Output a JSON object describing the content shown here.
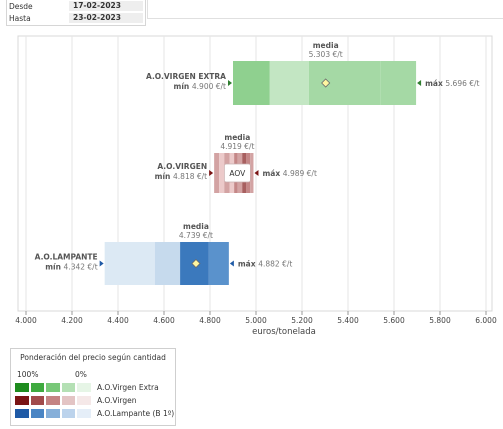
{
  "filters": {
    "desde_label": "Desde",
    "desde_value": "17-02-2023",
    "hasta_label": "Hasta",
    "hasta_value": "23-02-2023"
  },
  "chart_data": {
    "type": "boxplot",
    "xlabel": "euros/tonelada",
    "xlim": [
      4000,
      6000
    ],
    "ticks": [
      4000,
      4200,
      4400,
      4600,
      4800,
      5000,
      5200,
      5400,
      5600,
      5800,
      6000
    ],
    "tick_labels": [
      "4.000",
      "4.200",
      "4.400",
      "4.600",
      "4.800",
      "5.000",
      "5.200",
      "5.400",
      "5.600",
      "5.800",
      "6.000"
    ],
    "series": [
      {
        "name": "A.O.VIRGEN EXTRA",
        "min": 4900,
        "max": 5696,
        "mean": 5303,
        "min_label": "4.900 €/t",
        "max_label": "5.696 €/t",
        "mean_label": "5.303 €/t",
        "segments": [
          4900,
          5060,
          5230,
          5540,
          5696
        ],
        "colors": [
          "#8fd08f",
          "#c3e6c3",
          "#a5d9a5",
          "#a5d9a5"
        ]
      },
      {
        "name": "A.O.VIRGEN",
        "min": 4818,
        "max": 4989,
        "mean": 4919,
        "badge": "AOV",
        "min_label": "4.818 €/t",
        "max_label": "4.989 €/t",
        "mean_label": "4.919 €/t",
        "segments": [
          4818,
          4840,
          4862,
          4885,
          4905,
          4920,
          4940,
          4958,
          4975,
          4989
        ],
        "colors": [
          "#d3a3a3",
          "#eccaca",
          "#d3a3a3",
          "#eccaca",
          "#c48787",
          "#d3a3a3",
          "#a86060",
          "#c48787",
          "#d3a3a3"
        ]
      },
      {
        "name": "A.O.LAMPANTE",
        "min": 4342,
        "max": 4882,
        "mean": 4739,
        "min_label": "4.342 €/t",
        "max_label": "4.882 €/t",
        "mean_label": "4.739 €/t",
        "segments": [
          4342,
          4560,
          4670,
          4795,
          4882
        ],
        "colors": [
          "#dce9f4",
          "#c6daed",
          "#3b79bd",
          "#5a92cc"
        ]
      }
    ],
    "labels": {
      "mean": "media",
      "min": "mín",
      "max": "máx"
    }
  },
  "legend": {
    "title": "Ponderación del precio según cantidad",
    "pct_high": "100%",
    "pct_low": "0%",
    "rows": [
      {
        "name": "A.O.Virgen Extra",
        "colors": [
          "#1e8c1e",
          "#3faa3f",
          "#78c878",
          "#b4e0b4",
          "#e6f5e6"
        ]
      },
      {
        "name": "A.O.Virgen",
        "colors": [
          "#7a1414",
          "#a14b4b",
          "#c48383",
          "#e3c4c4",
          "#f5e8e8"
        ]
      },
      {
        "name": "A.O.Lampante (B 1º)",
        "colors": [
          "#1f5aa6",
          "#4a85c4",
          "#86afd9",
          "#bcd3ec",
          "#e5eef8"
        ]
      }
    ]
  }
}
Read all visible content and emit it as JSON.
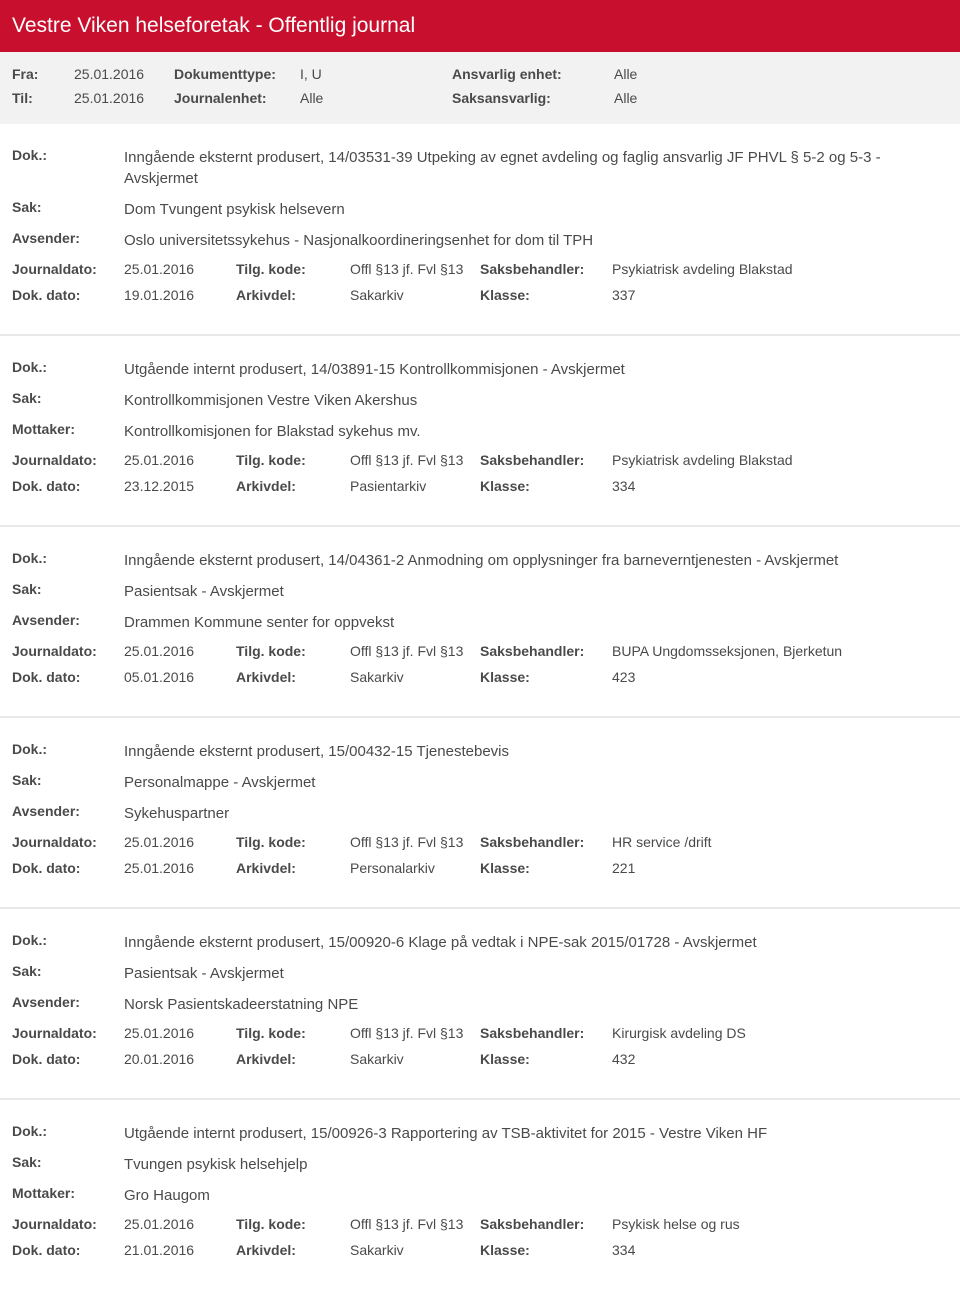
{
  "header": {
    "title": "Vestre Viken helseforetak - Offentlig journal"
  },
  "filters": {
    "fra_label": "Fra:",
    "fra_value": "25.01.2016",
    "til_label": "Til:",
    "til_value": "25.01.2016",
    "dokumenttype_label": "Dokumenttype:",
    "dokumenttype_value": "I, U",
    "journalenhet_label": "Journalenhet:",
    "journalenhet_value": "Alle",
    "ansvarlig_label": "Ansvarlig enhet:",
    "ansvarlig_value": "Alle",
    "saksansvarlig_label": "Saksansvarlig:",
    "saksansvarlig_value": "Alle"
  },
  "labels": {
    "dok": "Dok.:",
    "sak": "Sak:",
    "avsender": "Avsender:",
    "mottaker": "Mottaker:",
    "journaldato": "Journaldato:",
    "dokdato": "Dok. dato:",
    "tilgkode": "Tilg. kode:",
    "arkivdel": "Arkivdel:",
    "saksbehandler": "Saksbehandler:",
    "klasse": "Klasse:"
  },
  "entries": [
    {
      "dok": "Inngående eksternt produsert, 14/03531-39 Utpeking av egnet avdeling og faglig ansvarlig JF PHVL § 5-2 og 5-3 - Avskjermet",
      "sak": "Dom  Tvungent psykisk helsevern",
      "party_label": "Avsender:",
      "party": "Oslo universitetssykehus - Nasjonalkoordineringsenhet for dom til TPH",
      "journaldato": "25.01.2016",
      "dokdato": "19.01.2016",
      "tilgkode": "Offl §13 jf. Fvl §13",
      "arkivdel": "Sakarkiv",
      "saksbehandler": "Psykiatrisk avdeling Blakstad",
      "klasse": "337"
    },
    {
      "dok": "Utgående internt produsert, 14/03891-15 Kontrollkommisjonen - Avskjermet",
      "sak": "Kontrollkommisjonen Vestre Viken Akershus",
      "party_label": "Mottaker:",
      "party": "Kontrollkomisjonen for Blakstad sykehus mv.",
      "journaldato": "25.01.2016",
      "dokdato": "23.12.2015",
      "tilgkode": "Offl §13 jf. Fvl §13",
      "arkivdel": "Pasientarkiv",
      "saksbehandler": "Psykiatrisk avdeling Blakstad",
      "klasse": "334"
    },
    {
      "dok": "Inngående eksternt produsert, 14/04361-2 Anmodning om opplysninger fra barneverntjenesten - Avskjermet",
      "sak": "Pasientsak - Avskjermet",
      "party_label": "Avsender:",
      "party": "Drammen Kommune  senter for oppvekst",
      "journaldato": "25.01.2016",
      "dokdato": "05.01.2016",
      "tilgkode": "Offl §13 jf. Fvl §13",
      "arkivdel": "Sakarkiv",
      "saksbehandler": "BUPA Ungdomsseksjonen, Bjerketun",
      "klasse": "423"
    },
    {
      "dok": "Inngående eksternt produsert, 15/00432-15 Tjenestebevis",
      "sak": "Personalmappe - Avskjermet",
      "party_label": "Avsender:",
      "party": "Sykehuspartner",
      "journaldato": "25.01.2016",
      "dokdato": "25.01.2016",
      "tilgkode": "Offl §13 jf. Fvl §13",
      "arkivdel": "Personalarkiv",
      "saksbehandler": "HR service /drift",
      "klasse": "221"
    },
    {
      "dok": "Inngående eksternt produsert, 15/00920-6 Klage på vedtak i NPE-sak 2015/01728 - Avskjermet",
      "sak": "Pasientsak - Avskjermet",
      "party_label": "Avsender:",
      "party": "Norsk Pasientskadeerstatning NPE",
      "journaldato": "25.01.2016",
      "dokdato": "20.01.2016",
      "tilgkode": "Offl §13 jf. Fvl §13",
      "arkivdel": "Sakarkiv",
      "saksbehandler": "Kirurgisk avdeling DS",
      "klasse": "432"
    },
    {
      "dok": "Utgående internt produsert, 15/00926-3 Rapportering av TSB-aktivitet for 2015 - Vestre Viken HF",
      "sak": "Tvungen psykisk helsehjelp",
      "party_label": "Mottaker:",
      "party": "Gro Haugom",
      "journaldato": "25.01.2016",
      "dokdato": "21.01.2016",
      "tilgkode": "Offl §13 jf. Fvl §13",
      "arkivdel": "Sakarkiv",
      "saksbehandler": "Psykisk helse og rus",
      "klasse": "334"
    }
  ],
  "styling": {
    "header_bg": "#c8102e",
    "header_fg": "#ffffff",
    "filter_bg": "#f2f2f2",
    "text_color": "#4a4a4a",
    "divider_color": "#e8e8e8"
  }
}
━━━━━━━━
◆ **Objective**
Copy each line of the preceding data that contains the string "Alle".

◆ **Answer to the exercise**
    "journalenhet_value": "Alle",
    "ansvarlig_value": "Alle",
    "saksansvarlig_value": "Alle"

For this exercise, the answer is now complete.